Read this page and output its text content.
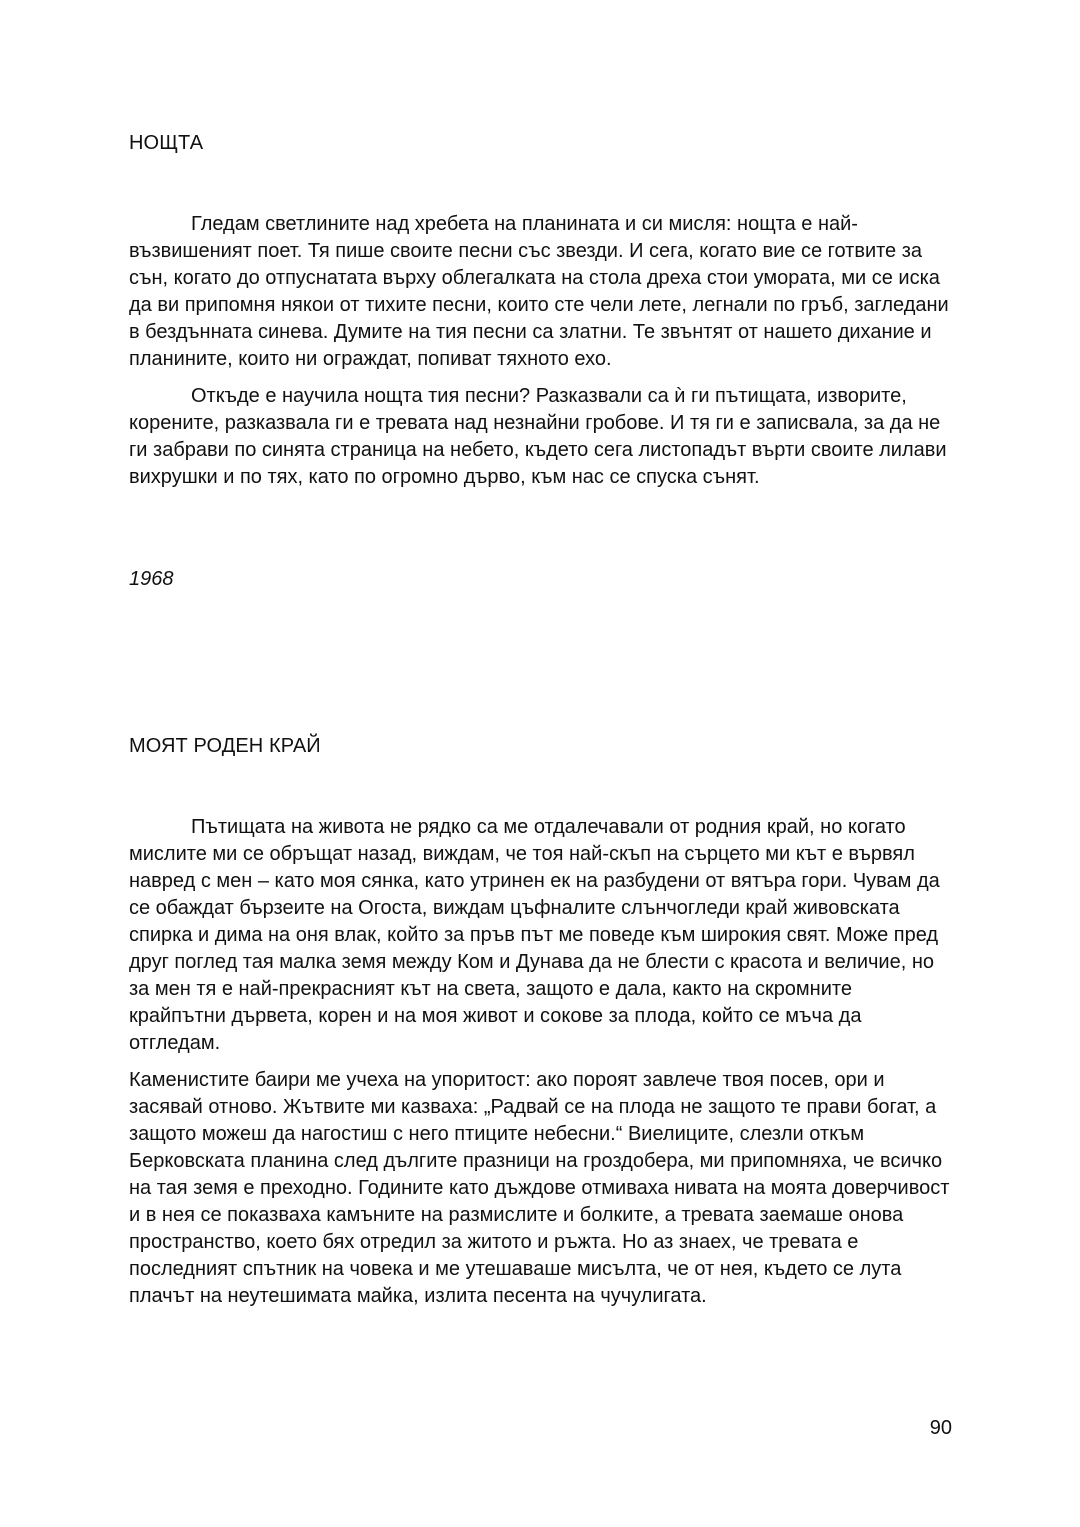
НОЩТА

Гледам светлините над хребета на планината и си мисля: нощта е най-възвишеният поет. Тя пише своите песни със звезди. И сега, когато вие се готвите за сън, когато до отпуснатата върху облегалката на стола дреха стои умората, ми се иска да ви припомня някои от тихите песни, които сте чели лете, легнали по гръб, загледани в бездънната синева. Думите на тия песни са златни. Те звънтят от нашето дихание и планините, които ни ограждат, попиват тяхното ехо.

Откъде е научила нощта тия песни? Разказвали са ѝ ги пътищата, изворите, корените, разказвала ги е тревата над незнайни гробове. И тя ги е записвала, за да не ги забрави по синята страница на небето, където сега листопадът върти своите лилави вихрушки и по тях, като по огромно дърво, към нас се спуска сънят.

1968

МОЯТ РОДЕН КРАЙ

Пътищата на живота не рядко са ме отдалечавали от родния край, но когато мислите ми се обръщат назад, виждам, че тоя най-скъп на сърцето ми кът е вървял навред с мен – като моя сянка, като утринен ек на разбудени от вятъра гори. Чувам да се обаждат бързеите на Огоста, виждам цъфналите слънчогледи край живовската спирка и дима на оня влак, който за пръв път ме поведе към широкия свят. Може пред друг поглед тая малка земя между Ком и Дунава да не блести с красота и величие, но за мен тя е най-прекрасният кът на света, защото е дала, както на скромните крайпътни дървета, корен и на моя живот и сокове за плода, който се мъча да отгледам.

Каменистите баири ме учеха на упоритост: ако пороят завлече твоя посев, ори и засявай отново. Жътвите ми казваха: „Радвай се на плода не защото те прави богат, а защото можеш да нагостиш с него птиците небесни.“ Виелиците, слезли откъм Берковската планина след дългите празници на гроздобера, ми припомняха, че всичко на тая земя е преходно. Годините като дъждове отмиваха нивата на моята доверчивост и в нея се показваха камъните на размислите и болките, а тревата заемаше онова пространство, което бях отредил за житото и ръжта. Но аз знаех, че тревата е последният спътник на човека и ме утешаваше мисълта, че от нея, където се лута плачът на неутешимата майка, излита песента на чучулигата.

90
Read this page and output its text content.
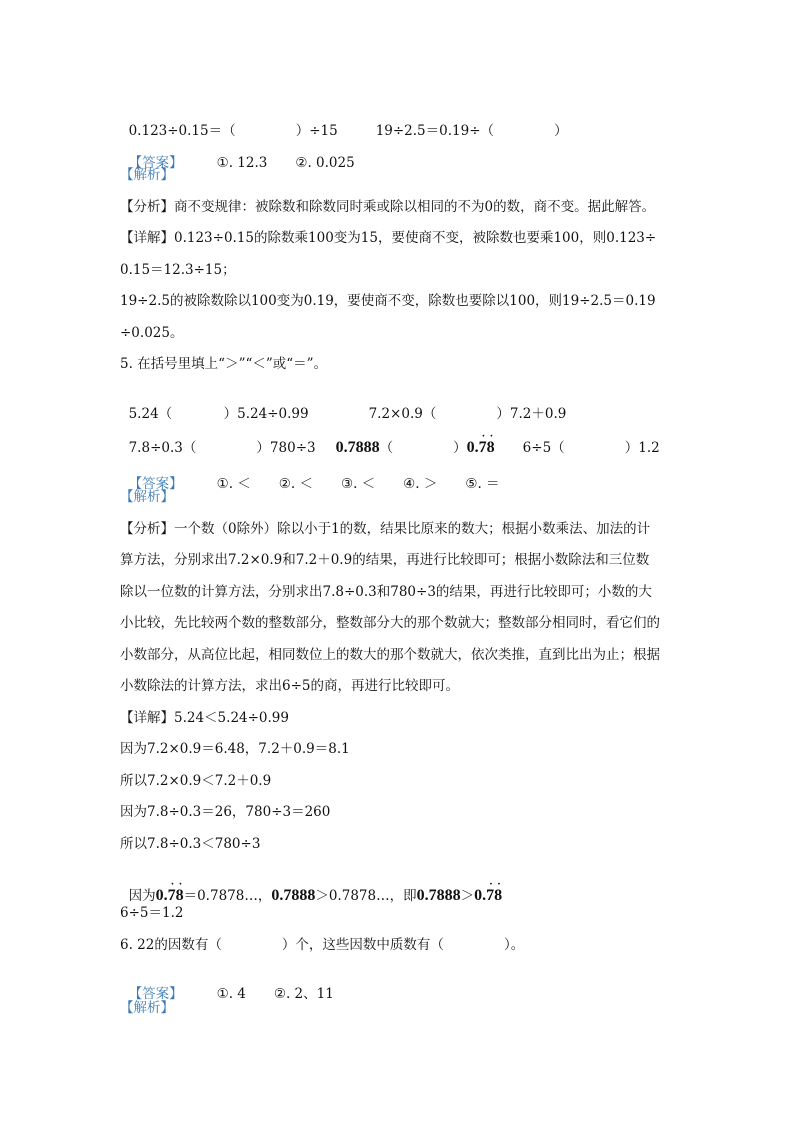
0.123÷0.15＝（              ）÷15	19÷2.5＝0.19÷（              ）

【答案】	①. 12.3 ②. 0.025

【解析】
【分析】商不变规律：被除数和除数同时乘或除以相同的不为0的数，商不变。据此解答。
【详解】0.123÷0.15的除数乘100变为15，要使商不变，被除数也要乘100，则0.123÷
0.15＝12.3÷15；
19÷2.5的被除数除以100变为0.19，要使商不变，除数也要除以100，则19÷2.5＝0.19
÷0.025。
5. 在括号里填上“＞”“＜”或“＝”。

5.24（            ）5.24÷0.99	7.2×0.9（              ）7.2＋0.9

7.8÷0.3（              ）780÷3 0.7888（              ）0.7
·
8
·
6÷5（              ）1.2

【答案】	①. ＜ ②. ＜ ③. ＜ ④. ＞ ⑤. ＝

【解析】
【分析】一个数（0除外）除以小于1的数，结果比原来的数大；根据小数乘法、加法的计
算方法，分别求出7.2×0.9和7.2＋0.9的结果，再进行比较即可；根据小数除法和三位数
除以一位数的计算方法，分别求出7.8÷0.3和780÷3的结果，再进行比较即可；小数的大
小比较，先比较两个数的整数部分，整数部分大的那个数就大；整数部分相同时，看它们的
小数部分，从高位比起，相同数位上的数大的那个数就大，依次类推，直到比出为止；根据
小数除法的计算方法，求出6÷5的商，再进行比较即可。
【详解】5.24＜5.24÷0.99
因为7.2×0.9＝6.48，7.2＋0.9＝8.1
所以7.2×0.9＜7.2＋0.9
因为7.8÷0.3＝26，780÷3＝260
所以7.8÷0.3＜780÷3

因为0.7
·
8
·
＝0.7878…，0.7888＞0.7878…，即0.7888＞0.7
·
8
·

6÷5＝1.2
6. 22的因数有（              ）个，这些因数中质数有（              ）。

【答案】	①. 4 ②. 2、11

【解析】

####################

__Exercise task__
Read the data above and count the lines that include "要使商不变". Answer only with the count.

__Output__
2